-- Start --
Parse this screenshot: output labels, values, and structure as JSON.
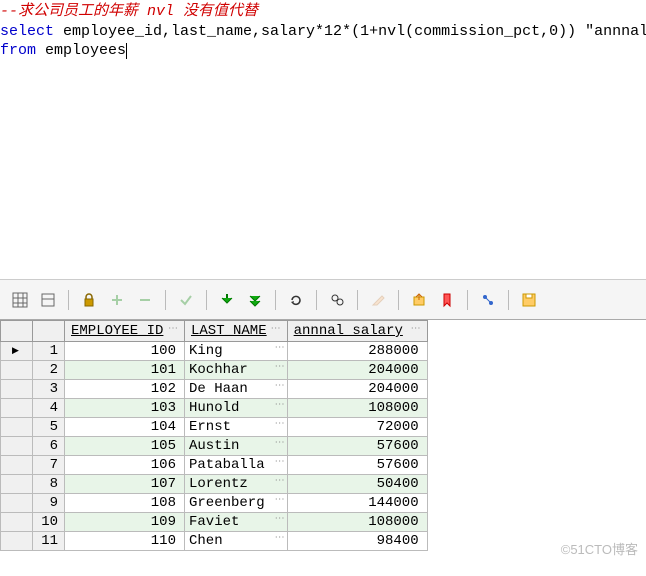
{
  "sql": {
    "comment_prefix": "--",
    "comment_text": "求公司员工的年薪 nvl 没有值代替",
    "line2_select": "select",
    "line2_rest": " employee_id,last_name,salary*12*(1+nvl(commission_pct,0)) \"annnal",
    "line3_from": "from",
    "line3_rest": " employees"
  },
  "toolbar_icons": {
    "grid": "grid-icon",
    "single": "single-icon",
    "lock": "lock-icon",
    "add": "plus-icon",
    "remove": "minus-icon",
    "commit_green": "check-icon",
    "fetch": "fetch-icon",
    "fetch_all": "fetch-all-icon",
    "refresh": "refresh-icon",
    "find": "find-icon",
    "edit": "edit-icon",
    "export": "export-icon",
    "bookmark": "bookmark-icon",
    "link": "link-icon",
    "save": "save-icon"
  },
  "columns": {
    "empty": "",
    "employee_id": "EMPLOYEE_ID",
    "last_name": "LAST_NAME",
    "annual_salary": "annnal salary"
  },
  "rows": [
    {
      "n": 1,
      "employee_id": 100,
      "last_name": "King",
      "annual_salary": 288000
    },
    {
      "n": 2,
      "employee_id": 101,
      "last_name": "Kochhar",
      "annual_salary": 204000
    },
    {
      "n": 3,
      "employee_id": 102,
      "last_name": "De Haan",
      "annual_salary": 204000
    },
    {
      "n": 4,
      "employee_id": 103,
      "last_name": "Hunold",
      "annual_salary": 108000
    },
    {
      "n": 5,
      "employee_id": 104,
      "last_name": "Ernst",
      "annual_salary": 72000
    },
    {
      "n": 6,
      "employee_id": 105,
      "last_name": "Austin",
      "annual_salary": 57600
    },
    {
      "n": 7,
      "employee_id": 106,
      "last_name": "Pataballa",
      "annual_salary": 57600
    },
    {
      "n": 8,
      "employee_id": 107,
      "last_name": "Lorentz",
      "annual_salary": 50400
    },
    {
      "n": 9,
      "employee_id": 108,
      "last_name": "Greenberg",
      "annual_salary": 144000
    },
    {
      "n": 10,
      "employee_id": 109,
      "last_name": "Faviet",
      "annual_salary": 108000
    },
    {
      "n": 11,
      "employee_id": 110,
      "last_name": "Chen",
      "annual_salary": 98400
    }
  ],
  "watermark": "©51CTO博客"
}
-- End --
Directive → Check each line of the records for the string "annnal" and state how many lines contain it. Give only the number.

Result of this task → 2